* [Your instructions]
Will you output the entries below exactly, skipping every image they contain?

(Stored records)
● ● ●
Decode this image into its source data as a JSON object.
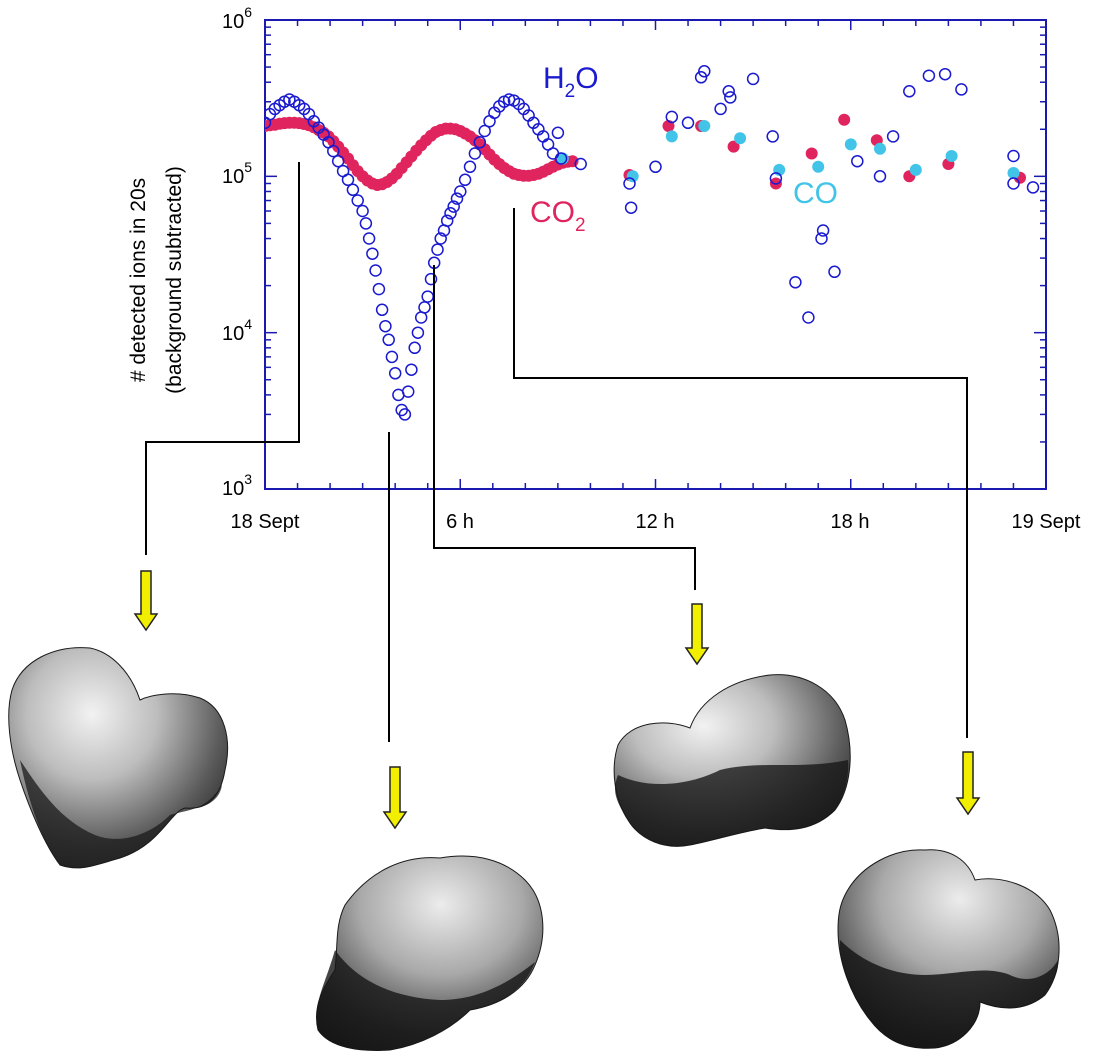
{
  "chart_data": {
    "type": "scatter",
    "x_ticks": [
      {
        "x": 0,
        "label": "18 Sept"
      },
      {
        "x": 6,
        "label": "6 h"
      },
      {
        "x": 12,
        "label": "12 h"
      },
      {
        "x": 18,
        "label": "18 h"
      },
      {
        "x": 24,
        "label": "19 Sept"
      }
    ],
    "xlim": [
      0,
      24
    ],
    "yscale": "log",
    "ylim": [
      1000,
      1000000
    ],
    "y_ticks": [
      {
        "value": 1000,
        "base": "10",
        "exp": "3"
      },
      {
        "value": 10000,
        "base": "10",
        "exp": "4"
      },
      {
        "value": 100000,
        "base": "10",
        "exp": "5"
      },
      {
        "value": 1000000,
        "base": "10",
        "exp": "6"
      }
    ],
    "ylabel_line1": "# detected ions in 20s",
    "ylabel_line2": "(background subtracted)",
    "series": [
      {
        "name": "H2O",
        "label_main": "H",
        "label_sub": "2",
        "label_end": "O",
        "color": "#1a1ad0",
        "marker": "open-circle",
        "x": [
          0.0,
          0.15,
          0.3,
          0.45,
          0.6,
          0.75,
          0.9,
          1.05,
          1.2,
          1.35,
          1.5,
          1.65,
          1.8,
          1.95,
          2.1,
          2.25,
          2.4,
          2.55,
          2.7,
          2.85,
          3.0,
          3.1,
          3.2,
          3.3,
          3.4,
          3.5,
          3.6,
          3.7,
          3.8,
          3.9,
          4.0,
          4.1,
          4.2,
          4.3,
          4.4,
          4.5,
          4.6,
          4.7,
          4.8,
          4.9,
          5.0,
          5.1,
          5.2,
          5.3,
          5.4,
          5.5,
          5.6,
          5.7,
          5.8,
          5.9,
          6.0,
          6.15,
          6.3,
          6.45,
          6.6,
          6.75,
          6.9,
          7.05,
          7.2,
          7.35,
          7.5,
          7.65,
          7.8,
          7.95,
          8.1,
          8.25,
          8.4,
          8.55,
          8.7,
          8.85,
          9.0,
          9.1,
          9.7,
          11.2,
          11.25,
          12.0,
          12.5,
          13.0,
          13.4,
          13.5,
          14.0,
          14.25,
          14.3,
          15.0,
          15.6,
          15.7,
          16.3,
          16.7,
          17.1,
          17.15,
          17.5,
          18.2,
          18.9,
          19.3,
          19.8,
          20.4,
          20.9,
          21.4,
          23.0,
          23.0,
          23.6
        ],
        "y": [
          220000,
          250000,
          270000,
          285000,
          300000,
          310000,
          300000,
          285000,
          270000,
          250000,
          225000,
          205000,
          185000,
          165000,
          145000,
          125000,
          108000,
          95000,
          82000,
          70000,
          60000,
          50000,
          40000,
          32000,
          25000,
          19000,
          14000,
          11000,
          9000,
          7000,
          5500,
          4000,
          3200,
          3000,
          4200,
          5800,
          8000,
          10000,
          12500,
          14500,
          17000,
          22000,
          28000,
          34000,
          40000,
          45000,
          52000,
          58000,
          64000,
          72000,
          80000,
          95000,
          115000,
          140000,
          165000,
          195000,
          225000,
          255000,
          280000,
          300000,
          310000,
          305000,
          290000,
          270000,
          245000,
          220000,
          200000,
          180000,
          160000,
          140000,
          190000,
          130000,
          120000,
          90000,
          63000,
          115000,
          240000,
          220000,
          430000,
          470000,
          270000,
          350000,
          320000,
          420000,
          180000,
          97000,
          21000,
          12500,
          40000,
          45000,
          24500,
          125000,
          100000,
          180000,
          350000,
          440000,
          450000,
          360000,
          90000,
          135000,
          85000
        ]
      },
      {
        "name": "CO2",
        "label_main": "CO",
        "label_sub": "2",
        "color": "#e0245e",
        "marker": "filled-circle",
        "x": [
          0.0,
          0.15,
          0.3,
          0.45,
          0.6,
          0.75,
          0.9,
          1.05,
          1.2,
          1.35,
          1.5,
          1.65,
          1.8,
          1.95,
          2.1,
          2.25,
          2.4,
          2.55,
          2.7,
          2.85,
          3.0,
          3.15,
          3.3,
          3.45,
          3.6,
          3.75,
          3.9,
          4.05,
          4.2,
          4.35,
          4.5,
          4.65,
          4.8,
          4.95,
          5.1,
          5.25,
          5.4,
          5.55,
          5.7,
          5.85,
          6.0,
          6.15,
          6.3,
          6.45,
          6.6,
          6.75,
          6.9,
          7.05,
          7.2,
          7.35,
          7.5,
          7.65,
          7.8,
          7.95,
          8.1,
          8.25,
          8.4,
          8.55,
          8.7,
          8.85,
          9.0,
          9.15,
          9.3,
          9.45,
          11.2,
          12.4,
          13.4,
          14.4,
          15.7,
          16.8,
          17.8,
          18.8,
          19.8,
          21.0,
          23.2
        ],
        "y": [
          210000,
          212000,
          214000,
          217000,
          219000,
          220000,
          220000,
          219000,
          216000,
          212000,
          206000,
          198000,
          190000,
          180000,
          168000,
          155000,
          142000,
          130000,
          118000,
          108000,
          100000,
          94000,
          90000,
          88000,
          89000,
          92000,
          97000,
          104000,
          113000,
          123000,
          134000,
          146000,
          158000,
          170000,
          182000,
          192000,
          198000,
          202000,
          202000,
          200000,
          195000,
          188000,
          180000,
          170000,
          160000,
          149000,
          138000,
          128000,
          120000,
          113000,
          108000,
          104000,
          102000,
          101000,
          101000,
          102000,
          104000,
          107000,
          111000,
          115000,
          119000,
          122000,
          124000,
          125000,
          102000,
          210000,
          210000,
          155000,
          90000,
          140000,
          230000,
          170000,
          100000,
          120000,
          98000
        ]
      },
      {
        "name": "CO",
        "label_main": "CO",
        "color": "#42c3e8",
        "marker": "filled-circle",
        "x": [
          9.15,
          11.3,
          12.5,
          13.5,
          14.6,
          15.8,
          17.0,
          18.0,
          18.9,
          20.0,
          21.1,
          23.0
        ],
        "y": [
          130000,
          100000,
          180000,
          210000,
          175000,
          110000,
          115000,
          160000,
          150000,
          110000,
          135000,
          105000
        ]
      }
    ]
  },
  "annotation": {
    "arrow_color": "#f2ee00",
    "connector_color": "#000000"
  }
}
● ● ●
* [Task answer]
Decode this image into its source data as a JSON object.
{
  "chart_data": {
    "type": "scatter",
    "x_ticks": [
      {
        "x": 0,
        "label": "18 Sept"
      },
      {
        "x": 6,
        "label": "6 h"
      },
      {
        "x": 12,
        "label": "12 h"
      },
      {
        "x": 18,
        "label": "18 h"
      },
      {
        "x": 24,
        "label": "19 Sept"
      }
    ],
    "xlim": [
      0,
      24
    ],
    "yscale": "log",
    "ylim": [
      1000,
      1000000
    ],
    "y_ticks": [
      {
        "value": 1000,
        "base": "10",
        "exp": "3"
      },
      {
        "value": 10000,
        "base": "10",
        "exp": "4"
      },
      {
        "value": 100000,
        "base": "10",
        "exp": "5"
      },
      {
        "value": 1000000,
        "base": "10",
        "exp": "6"
      }
    ],
    "ylabel_line1": "# detected ions in 20s",
    "ylabel_line2": "(background subtracted)",
    "series": [
      {
        "name": "H2O",
        "label_main": "H",
        "label_sub": "2",
        "label_end": "O",
        "color": "#1a1ad0",
        "marker": "open-circle",
        "x": [
          0.0,
          0.15,
          0.3,
          0.45,
          0.6,
          0.75,
          0.9,
          1.05,
          1.2,
          1.35,
          1.5,
          1.65,
          1.8,
          1.95,
          2.1,
          2.25,
          2.4,
          2.55,
          2.7,
          2.85,
          3.0,
          3.1,
          3.2,
          3.3,
          3.4,
          3.5,
          3.6,
          3.7,
          3.8,
          3.9,
          4.0,
          4.1,
          4.2,
          4.3,
          4.4,
          4.5,
          4.6,
          4.7,
          4.8,
          4.9,
          5.0,
          5.1,
          5.2,
          5.3,
          5.4,
          5.5,
          5.6,
          5.7,
          5.8,
          5.9,
          6.0,
          6.15,
          6.3,
          6.45,
          6.6,
          6.75,
          6.9,
          7.05,
          7.2,
          7.35,
          7.5,
          7.65,
          7.8,
          7.95,
          8.1,
          8.25,
          8.4,
          8.55,
          8.7,
          8.85,
          9.0,
          9.1,
          9.7,
          11.2,
          11.25,
          12.0,
          12.5,
          13.0,
          13.4,
          13.5,
          14.0,
          14.25,
          14.3,
          15.0,
          15.6,
          15.7,
          16.3,
          16.7,
          17.1,
          17.15,
          17.5,
          18.2,
          18.9,
          19.3,
          19.8,
          20.4,
          20.9,
          21.4,
          23.0,
          23.0,
          23.6
        ],
        "y": [
          220000,
          250000,
          270000,
          285000,
          300000,
          310000,
          300000,
          285000,
          270000,
          250000,
          225000,
          205000,
          185000,
          165000,
          145000,
          125000,
          108000,
          95000,
          82000,
          70000,
          60000,
          50000,
          40000,
          32000,
          25000,
          19000,
          14000,
          11000,
          9000,
          7000,
          5500,
          4000,
          3200,
          3000,
          4200,
          5800,
          8000,
          10000,
          12500,
          14500,
          17000,
          22000,
          28000,
          34000,
          40000,
          45000,
          52000,
          58000,
          64000,
          72000,
          80000,
          95000,
          115000,
          140000,
          165000,
          195000,
          225000,
          255000,
          280000,
          300000,
          310000,
          305000,
          290000,
          270000,
          245000,
          220000,
          200000,
          180000,
          160000,
          140000,
          190000,
          130000,
          120000,
          90000,
          63000,
          115000,
          240000,
          220000,
          430000,
          470000,
          270000,
          350000,
          320000,
          420000,
          180000,
          97000,
          21000,
          12500,
          40000,
          45000,
          24500,
          125000,
          100000,
          180000,
          350000,
          440000,
          450000,
          360000,
          90000,
          135000,
          85000
        ]
      },
      {
        "name": "CO2",
        "label_main": "CO",
        "label_sub": "2",
        "color": "#e0245e",
        "marker": "filled-circle",
        "x": [
          0.0,
          0.15,
          0.3,
          0.45,
          0.6,
          0.75,
          0.9,
          1.05,
          1.2,
          1.35,
          1.5,
          1.65,
          1.8,
          1.95,
          2.1,
          2.25,
          2.4,
          2.55,
          2.7,
          2.85,
          3.0,
          3.15,
          3.3,
          3.45,
          3.6,
          3.75,
          3.9,
          4.05,
          4.2,
          4.35,
          4.5,
          4.65,
          4.8,
          4.95,
          5.1,
          5.25,
          5.4,
          5.55,
          5.7,
          5.85,
          6.0,
          6.15,
          6.3,
          6.45,
          6.6,
          6.75,
          6.9,
          7.05,
          7.2,
          7.35,
          7.5,
          7.65,
          7.8,
          7.95,
          8.1,
          8.25,
          8.4,
          8.55,
          8.7,
          8.85,
          9.0,
          9.15,
          9.3,
          9.45,
          11.2,
          12.4,
          13.4,
          14.4,
          15.7,
          16.8,
          17.8,
          18.8,
          19.8,
          21.0,
          23.2
        ],
        "y": [
          210000,
          212000,
          214000,
          217000,
          219000,
          220000,
          220000,
          219000,
          216000,
          212000,
          206000,
          198000,
          190000,
          180000,
          168000,
          155000,
          142000,
          130000,
          118000,
          108000,
          100000,
          94000,
          90000,
          88000,
          89000,
          92000,
          97000,
          104000,
          113000,
          123000,
          134000,
          146000,
          158000,
          170000,
          182000,
          192000,
          198000,
          202000,
          202000,
          200000,
          195000,
          188000,
          180000,
          170000,
          160000,
          149000,
          138000,
          128000,
          120000,
          113000,
          108000,
          104000,
          102000,
          101000,
          101000,
          102000,
          104000,
          107000,
          111000,
          115000,
          119000,
          122000,
          124000,
          125000,
          102000,
          210000,
          210000,
          155000,
          90000,
          140000,
          230000,
          170000,
          100000,
          120000,
          98000
        ]
      },
      {
        "name": "CO",
        "label_main": "CO",
        "color": "#42c3e8",
        "marker": "filled-circle",
        "x": [
          9.15,
          11.3,
          12.5,
          13.5,
          14.6,
          15.8,
          17.0,
          18.0,
          18.9,
          20.0,
          21.1,
          23.0
        ],
        "y": [
          130000,
          100000,
          180000,
          210000,
          175000,
          110000,
          115000,
          160000,
          150000,
          110000,
          135000,
          105000
        ]
      }
    ]
  },
  "annotation": {
    "arrow_color": "#f2ee00",
    "connector_color": "#000000"
  }
}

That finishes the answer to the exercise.